▶ _WRITTEN INSTRUCTION_: List each line in which the string "noise" appears.

▶ _RECORDS PROVIDED_:
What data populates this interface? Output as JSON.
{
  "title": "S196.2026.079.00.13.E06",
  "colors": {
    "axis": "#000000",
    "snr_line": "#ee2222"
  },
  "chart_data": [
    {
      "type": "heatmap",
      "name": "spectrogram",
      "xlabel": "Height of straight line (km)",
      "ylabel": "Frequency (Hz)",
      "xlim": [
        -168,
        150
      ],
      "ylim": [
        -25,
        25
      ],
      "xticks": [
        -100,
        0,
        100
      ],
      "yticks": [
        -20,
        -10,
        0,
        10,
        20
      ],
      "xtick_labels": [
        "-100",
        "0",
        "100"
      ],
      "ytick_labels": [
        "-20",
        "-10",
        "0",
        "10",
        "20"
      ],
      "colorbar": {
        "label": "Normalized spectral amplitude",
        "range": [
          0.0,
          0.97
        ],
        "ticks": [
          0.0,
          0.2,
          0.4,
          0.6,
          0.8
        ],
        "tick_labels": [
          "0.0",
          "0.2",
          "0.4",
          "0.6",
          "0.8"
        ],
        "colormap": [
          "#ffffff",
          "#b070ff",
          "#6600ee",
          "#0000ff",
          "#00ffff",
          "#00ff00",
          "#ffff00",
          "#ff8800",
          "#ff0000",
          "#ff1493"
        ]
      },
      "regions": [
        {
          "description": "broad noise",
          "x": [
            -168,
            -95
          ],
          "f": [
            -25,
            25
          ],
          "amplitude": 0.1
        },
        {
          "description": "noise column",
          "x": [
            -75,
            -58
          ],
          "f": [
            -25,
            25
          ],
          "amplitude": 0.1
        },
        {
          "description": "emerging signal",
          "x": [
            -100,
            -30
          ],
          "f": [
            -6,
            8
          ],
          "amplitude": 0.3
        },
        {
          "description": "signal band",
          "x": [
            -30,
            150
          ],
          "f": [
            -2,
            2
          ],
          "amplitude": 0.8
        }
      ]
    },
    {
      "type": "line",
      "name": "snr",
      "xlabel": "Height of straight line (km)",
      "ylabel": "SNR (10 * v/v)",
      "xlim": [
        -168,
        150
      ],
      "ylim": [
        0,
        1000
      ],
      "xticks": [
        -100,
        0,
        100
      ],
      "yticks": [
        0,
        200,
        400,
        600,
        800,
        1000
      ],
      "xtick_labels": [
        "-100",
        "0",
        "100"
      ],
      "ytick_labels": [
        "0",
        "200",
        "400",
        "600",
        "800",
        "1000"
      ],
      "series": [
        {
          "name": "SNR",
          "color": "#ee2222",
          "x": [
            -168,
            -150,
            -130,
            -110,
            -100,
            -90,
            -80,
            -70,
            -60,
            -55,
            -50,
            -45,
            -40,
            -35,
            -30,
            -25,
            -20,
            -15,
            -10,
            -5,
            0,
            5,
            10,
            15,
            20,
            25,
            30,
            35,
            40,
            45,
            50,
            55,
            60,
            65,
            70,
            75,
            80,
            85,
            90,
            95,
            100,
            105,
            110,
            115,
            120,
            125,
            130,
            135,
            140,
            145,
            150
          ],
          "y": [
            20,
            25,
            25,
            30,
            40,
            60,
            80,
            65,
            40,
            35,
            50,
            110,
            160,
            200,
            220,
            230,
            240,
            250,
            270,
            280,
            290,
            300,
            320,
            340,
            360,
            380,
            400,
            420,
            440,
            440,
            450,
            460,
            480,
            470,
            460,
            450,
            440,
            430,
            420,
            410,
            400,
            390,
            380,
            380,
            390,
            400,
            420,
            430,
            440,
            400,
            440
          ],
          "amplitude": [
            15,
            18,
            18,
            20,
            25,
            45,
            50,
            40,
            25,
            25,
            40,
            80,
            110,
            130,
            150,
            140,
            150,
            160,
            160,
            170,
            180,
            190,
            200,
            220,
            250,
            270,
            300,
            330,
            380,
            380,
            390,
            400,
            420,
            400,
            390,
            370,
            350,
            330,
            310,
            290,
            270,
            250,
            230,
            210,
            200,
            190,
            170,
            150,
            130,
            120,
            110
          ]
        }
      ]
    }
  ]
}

▶ _WRITTEN RESPONSE_:
          "description": "broad noise",
          "description": "noise column",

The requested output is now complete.